Brief - Skip the pictures. Copy all the rest of the records down exactly.

── Stored data ──

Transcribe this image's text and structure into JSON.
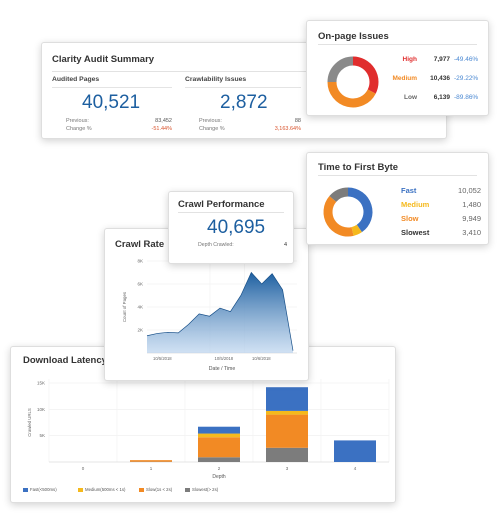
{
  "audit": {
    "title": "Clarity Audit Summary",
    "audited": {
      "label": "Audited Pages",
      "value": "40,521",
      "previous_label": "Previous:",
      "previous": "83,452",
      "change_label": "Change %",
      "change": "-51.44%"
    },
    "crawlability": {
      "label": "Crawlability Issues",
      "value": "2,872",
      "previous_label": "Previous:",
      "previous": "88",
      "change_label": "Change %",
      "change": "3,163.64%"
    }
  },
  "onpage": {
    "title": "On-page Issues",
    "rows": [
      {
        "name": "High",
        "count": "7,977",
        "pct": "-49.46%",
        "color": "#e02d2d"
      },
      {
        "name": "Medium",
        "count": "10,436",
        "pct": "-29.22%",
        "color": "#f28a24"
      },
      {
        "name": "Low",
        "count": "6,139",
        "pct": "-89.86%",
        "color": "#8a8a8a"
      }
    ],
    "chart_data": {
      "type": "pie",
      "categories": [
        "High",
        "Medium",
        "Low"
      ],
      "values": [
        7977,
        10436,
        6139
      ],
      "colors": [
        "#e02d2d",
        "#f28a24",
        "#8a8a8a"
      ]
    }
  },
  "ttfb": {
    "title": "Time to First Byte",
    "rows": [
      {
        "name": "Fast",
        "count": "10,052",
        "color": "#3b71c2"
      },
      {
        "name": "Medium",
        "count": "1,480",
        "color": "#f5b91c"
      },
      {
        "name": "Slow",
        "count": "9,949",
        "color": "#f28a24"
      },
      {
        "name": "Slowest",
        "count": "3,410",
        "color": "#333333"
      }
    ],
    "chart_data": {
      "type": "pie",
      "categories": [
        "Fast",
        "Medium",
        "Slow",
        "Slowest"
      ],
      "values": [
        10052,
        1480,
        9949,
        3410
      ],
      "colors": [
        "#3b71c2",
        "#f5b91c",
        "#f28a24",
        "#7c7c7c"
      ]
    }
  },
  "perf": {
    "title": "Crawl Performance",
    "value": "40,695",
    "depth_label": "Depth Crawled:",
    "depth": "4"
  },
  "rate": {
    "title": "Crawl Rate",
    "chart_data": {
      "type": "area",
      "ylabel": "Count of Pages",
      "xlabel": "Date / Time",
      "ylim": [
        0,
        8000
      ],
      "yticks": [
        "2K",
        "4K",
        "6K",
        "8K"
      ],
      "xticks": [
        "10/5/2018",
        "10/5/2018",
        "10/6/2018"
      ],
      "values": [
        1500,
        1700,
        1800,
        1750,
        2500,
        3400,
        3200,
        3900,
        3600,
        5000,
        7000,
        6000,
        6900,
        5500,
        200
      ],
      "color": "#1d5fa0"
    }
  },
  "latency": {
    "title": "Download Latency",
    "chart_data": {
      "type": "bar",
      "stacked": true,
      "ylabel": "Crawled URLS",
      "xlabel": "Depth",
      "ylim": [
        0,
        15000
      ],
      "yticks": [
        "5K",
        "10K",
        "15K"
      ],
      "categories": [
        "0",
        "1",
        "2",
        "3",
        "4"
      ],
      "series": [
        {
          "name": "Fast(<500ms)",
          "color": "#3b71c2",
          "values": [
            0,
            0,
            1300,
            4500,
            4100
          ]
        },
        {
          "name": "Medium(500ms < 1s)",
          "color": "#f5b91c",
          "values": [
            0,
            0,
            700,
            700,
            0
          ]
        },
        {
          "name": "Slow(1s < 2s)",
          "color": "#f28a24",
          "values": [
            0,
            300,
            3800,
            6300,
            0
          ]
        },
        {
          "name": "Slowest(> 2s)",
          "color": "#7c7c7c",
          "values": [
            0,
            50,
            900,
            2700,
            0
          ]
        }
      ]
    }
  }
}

───

Response to the exercise -
Transcribe this image's text and structure into JSON.
{
  "audit": {
    "title": "Clarity Audit Summary",
    "audited": {
      "label": "Audited Pages",
      "value": "40,521",
      "previous_label": "Previous:",
      "previous": "83,452",
      "change_label": "Change %",
      "change": "-51.44%"
    },
    "crawlability": {
      "label": "Crawlability Issues",
      "value": "2,872",
      "previous_label": "Previous:",
      "previous": "88",
      "change_label": "Change %",
      "change": "3,163.64%"
    }
  },
  "onpage": {
    "title": "On-page Issues",
    "rows": [
      {
        "name": "High",
        "count": "7,977",
        "pct": "-49.46%",
        "color": "#e02d2d"
      },
      {
        "name": "Medium",
        "count": "10,436",
        "pct": "-29.22%",
        "color": "#f28a24"
      },
      {
        "name": "Low",
        "count": "6,139",
        "pct": "-89.86%",
        "color": "#8a8a8a"
      }
    ],
    "chart_data": {
      "type": "pie",
      "categories": [
        "High",
        "Medium",
        "Low"
      ],
      "values": [
        7977,
        10436,
        6139
      ],
      "colors": [
        "#e02d2d",
        "#f28a24",
        "#8a8a8a"
      ]
    }
  },
  "ttfb": {
    "title": "Time to First Byte",
    "rows": [
      {
        "name": "Fast",
        "count": "10,052",
        "color": "#3b71c2"
      },
      {
        "name": "Medium",
        "count": "1,480",
        "color": "#f5b91c"
      },
      {
        "name": "Slow",
        "count": "9,949",
        "color": "#f28a24"
      },
      {
        "name": "Slowest",
        "count": "3,410",
        "color": "#333333"
      }
    ],
    "chart_data": {
      "type": "pie",
      "categories": [
        "Fast",
        "Medium",
        "Slow",
        "Slowest"
      ],
      "values": [
        10052,
        1480,
        9949,
        3410
      ],
      "colors": [
        "#3b71c2",
        "#f5b91c",
        "#f28a24",
        "#7c7c7c"
      ]
    }
  },
  "perf": {
    "title": "Crawl Performance",
    "value": "40,695",
    "depth_label": "Depth Crawled:",
    "depth": "4"
  },
  "rate": {
    "title": "Crawl Rate",
    "chart_data": {
      "type": "area",
      "ylabel": "Count of Pages",
      "xlabel": "Date / Time",
      "ylim": [
        0,
        8000
      ],
      "yticks": [
        "2K",
        "4K",
        "6K",
        "8K"
      ],
      "xticks": [
        "10/5/2018",
        "10/5/2018",
        "10/6/2018"
      ],
      "values": [
        1500,
        1700,
        1800,
        1750,
        2500,
        3400,
        3200,
        3900,
        3600,
        5000,
        7000,
        6000,
        6900,
        5500,
        200
      ],
      "color": "#1d5fa0"
    }
  },
  "latency": {
    "title": "Download Latency",
    "chart_data": {
      "type": "bar",
      "stacked": true,
      "ylabel": "Crawled URLS",
      "xlabel": "Depth",
      "ylim": [
        0,
        15000
      ],
      "yticks": [
        "5K",
        "10K",
        "15K"
      ],
      "categories": [
        "0",
        "1",
        "2",
        "3",
        "4"
      ],
      "series": [
        {
          "name": "Fast(<500ms)",
          "color": "#3b71c2",
          "values": [
            0,
            0,
            1300,
            4500,
            4100
          ]
        },
        {
          "name": "Medium(500ms < 1s)",
          "color": "#f5b91c",
          "values": [
            0,
            0,
            700,
            700,
            0
          ]
        },
        {
          "name": "Slow(1s < 2s)",
          "color": "#f28a24",
          "values": [
            0,
            300,
            3800,
            6300,
            0
          ]
        },
        {
          "name": "Slowest(> 2s)",
          "color": "#7c7c7c",
          "values": [
            0,
            50,
            900,
            2700,
            0
          ]
        }
      ]
    }
  }
}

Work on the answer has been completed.